--- Start RECORD EXCERPTS ---

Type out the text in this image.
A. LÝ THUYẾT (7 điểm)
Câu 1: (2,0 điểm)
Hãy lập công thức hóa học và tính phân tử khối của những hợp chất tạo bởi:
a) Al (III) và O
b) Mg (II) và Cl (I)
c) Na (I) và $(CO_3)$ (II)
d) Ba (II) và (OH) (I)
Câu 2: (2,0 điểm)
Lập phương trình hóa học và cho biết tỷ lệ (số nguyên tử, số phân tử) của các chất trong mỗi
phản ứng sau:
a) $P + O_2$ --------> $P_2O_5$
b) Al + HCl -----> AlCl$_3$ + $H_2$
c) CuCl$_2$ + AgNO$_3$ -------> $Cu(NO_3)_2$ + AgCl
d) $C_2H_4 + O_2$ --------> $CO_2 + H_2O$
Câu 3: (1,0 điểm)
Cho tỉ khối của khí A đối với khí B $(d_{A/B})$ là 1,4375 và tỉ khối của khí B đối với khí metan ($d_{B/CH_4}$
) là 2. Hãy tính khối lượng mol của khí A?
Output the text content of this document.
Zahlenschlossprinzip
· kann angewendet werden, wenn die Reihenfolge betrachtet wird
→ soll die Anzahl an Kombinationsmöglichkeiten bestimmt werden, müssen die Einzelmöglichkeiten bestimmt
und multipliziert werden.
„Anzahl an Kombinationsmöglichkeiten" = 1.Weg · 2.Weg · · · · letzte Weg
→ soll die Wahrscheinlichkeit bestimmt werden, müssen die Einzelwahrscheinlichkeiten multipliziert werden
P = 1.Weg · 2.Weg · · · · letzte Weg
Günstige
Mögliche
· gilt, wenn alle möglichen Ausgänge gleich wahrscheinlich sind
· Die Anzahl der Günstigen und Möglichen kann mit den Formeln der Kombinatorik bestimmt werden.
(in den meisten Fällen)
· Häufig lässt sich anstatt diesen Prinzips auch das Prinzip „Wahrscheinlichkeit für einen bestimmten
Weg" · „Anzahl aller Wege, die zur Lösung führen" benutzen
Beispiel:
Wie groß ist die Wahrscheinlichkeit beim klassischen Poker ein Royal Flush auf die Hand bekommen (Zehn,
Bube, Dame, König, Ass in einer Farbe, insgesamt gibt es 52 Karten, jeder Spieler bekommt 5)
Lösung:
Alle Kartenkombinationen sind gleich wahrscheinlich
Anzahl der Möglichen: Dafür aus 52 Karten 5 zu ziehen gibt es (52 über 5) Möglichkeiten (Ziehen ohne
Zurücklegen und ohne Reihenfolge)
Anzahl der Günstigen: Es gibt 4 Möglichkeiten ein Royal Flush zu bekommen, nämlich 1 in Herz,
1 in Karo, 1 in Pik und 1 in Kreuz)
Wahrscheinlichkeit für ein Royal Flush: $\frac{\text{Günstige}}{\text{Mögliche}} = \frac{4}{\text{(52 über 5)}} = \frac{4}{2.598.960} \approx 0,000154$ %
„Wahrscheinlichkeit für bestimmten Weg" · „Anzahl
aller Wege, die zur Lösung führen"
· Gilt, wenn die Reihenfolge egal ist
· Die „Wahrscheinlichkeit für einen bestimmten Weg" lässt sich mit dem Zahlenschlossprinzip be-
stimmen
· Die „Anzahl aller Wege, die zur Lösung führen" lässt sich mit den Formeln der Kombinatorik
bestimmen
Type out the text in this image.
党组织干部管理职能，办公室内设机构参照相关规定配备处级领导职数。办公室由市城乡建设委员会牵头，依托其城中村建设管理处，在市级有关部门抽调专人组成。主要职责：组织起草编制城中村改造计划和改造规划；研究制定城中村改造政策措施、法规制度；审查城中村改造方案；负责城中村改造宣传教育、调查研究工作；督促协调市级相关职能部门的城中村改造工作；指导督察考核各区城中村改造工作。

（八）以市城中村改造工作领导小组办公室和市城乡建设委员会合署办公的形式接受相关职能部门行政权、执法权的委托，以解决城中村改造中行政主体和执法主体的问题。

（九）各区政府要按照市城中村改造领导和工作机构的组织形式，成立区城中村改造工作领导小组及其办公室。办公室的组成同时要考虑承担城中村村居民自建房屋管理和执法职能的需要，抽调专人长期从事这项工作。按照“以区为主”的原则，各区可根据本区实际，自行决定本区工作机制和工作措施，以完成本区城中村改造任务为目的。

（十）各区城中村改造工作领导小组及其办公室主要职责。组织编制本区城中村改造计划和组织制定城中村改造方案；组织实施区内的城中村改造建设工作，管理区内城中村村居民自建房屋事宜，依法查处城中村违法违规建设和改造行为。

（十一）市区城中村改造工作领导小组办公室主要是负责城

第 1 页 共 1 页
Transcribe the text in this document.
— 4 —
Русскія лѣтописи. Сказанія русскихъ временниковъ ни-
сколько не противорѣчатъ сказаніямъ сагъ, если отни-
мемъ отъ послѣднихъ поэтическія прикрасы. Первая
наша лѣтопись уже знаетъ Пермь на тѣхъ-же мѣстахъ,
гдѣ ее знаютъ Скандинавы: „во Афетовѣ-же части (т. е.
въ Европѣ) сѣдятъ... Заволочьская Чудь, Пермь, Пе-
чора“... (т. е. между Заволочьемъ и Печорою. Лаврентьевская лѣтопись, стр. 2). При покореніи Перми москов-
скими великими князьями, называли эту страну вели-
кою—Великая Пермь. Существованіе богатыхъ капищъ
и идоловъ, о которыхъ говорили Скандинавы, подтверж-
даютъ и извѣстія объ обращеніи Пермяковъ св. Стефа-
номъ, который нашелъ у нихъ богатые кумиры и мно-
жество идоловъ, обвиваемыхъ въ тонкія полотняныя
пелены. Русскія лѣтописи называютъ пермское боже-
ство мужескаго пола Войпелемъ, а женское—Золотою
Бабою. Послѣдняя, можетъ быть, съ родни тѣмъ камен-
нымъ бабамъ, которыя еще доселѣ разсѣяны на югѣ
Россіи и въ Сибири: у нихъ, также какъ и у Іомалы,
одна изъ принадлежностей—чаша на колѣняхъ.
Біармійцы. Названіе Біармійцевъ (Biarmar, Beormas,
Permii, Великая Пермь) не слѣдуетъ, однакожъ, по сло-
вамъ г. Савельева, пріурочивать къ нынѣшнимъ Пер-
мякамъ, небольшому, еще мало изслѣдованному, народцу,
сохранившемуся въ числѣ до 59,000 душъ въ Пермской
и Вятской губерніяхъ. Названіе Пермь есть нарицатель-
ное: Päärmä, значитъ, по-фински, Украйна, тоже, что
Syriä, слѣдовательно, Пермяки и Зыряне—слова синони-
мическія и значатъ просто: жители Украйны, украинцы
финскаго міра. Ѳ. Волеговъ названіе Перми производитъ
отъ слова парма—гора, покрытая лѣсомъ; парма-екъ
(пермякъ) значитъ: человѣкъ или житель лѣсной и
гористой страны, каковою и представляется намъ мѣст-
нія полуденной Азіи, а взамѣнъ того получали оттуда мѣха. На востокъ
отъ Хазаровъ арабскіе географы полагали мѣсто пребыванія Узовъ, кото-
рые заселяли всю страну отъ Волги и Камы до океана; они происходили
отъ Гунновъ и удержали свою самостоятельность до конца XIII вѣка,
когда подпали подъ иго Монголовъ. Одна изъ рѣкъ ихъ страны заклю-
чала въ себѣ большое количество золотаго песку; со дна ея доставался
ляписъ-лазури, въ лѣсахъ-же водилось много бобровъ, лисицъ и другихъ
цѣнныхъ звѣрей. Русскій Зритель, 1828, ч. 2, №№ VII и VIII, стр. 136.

--- End RECORD EXCERPTS ---

**YOUR OBJECTIVE:** Give the count of lines in the listing above that include "страны", with no other words.

**SOLUTION:** 2